### Given task:
Give the data a second time, exactly and in full.

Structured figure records
[START]

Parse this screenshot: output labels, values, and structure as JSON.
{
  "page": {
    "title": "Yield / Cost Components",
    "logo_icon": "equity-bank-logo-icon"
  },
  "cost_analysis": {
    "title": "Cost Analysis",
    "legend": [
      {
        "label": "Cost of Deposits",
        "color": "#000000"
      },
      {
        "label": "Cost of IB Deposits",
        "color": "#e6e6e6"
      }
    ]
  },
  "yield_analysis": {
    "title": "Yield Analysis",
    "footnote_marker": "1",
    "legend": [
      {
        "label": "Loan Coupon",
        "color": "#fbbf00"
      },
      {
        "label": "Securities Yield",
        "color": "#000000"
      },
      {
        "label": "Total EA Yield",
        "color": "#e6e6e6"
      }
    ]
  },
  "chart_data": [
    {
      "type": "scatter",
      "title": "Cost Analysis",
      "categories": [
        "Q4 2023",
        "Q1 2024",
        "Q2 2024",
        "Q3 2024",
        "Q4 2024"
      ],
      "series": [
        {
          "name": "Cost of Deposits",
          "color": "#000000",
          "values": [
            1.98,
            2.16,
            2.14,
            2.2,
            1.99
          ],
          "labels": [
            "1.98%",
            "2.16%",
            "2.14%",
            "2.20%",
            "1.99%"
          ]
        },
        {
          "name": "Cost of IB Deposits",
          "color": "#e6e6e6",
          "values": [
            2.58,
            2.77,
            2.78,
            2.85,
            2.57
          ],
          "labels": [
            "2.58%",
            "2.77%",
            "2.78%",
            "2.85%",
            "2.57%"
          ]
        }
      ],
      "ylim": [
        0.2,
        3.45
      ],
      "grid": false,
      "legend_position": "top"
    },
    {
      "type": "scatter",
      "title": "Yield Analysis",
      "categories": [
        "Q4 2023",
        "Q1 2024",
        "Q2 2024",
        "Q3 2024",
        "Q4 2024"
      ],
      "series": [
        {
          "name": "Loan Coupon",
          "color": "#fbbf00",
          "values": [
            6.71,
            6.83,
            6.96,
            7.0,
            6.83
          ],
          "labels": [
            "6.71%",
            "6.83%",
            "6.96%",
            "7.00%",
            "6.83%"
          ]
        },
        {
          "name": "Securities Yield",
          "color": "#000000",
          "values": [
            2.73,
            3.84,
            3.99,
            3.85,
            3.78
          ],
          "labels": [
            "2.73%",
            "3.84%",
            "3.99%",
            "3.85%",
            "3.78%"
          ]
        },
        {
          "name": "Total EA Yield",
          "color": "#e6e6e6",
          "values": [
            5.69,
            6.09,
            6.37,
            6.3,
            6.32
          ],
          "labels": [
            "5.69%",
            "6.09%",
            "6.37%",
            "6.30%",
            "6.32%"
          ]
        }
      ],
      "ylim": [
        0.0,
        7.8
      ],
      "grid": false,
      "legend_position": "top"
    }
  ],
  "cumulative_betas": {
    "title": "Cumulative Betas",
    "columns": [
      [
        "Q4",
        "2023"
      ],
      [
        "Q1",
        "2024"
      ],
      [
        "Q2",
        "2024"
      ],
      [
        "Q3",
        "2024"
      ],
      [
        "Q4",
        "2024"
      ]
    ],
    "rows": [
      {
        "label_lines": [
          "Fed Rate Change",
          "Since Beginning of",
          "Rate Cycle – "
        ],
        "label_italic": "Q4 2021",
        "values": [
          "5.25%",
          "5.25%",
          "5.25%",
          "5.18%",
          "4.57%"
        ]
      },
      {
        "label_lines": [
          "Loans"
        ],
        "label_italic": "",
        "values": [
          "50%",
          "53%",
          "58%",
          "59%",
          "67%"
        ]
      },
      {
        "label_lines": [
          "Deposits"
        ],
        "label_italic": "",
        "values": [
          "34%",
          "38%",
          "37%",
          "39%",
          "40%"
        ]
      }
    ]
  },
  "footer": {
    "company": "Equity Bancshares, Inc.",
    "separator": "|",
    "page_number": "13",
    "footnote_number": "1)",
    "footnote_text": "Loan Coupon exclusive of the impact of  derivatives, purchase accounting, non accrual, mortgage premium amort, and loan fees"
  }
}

[END]

### Problem solution:
Parse this screenshot: output labels, values, and structure as JSON.
{
  "page": {
    "title": "Yield / Cost Components",
    "logo_icon": "equity-bank-logo-icon"
  },
  "cost_analysis": {
    "title": "Cost Analysis",
    "legend": [
      {
        "label": "Cost of Deposits",
        "color": "#000000"
      },
      {
        "label": "Cost of IB Deposits",
        "color": "#e6e6e6"
      }
    ]
  },
  "yield_analysis": {
    "title": "Yield Analysis",
    "footnote_marker": "1",
    "legend": [
      {
        "label": "Loan Coupon",
        "color": "#fbbf00"
      },
      {
        "label": "Securities Yield",
        "color": "#000000"
      },
      {
        "label": "Total EA Yield",
        "color": "#e6e6e6"
      }
    ]
  },
  "chart_data": [
    {
      "type": "scatter",
      "title": "Cost Analysis",
      "categories": [
        "Q4 2023",
        "Q1 2024",
        "Q2 2024",
        "Q3 2024",
        "Q4 2024"
      ],
      "series": [
        {
          "name": "Cost of Deposits",
          "color": "#000000",
          "values": [
            1.98,
            2.16,
            2.14,
            2.2,
            1.99
          ],
          "labels": [
            "1.98%",
            "2.16%",
            "2.14%",
            "2.20%",
            "1.99%"
          ]
        },
        {
          "name": "Cost of IB Deposits",
          "color": "#e6e6e6",
          "values": [
            2.58,
            2.77,
            2.78,
            2.85,
            2.57
          ],
          "labels": [
            "2.58%",
            "2.77%",
            "2.78%",
            "2.85%",
            "2.57%"
          ]
        }
      ],
      "ylim": [
        0.2,
        3.45
      ],
      "grid": false,
      "legend_position": "top"
    },
    {
      "type": "scatter",
      "title": "Yield Analysis",
      "categories": [
        "Q4 2023",
        "Q1 2024",
        "Q2 2024",
        "Q3 2024",
        "Q4 2024"
      ],
      "series": [
        {
          "name": "Loan Coupon",
          "color": "#fbbf00",
          "values": [
            6.71,
            6.83,
            6.96,
            7.0,
            6.83
          ],
          "labels": [
            "6.71%",
            "6.83%",
            "6.96%",
            "7.00%",
            "6.83%"
          ]
        },
        {
          "name": "Securities Yield",
          "color": "#000000",
          "values": [
            2.73,
            3.84,
            3.99,
            3.85,
            3.78
          ],
          "labels": [
            "2.73%",
            "3.84%",
            "3.99%",
            "3.85%",
            "3.78%"
          ]
        },
        {
          "name": "Total EA Yield",
          "color": "#e6e6e6",
          "values": [
            5.69,
            6.09,
            6.37,
            6.3,
            6.32
          ],
          "labels": [
            "5.69%",
            "6.09%",
            "6.37%",
            "6.30%",
            "6.32%"
          ]
        }
      ],
      "ylim": [
        0.0,
        7.8
      ],
      "grid": false,
      "legend_position": "top"
    }
  ],
  "cumulative_betas": {
    "title": "Cumulative Betas",
    "columns": [
      [
        "Q4",
        "2023"
      ],
      [
        "Q1",
        "2024"
      ],
      [
        "Q2",
        "2024"
      ],
      [
        "Q3",
        "2024"
      ],
      [
        "Q4",
        "2024"
      ]
    ],
    "rows": [
      {
        "label_lines": [
          "Fed Rate Change",
          "Since Beginning of",
          "Rate Cycle – "
        ],
        "label_italic": "Q4 2021",
        "values": [
          "5.25%",
          "5.25%",
          "5.25%",
          "5.18%",
          "4.57%"
        ]
      },
      {
        "label_lines": [
          "Loans"
        ],
        "label_italic": "",
        "values": [
          "50%",
          "53%",
          "58%",
          "59%",
          "67%"
        ]
      },
      {
        "label_lines": [
          "Deposits"
        ],
        "label_italic": "",
        "values": [
          "34%",
          "38%",
          "37%",
          "39%",
          "40%"
        ]
      }
    ]
  },
  "footer": {
    "company": "Equity Bancshares, Inc.",
    "separator": "|",
    "page_number": "13",
    "footnote_number": "1)",
    "footnote_text": "Loan Coupon exclusive of the impact of  derivatives, purchase accounting, non accrual, mortgage premium amort, and loan fees"
  }
}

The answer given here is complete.